■ **Data provided**:
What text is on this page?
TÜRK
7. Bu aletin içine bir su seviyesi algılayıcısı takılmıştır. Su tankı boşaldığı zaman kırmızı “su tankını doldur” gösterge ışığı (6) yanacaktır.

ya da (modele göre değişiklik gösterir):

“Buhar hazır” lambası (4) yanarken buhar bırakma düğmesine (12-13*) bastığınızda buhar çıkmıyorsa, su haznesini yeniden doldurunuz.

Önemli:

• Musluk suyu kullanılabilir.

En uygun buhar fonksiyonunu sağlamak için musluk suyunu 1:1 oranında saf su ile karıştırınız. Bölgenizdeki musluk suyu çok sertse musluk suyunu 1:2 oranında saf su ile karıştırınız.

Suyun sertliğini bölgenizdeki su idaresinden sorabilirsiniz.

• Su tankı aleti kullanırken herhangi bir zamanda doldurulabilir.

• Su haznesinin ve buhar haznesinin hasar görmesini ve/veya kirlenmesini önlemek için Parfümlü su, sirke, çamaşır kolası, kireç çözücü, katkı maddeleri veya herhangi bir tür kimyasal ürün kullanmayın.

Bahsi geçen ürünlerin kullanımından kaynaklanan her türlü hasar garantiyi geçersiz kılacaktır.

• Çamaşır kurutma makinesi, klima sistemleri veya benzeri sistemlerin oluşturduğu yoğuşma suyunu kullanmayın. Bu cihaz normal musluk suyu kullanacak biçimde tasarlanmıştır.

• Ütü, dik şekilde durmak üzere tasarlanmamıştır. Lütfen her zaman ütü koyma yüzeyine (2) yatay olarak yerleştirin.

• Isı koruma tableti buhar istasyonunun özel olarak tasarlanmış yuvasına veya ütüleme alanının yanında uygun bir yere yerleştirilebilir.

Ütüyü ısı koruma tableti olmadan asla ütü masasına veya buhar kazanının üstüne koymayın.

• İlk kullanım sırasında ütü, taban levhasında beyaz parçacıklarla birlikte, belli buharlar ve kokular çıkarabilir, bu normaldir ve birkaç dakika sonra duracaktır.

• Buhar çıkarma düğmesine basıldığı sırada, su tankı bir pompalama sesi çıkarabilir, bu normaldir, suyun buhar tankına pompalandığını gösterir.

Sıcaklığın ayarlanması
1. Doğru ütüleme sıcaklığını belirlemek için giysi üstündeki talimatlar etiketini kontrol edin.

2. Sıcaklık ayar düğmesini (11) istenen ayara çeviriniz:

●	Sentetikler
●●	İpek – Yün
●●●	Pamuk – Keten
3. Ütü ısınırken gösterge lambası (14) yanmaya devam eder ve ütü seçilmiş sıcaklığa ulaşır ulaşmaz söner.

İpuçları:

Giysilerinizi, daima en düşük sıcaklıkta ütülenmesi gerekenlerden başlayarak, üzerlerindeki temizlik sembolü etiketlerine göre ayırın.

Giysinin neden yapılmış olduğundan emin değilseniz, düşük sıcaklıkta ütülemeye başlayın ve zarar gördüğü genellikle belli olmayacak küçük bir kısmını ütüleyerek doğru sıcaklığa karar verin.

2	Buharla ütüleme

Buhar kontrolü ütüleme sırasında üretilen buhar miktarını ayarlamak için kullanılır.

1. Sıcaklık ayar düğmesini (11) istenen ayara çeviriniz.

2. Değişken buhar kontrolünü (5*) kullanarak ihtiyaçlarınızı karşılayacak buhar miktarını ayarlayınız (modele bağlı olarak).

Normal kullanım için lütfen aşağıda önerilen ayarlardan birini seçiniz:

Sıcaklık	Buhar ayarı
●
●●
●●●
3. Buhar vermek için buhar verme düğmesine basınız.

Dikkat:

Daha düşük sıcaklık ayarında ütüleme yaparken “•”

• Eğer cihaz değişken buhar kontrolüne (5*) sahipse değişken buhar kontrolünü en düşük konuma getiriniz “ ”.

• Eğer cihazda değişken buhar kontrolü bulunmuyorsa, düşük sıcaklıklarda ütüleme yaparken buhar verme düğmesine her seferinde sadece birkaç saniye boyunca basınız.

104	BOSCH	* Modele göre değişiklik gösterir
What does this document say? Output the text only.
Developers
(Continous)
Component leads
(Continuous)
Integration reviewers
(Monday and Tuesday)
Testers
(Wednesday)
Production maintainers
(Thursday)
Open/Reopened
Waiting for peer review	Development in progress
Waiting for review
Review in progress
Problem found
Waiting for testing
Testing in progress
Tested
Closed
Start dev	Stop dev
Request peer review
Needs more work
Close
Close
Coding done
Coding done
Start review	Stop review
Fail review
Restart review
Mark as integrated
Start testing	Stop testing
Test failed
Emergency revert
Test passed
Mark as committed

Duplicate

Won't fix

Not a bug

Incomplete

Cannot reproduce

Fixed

■ **What the task requires**:
Using the entries above, find all lines with "koruma". Copy them.

■ **Solution to this task**:
• Isı koruma tableti buhar istasyonunun özel olarak tasarlanmış yuvasına veya ütüleme alanının yanında uygun bir yere yerleştirilebilir.
Ütüyü ısı koruma tableti olmadan asla ütü masasına veya buhar kazanının üstüne koymayın.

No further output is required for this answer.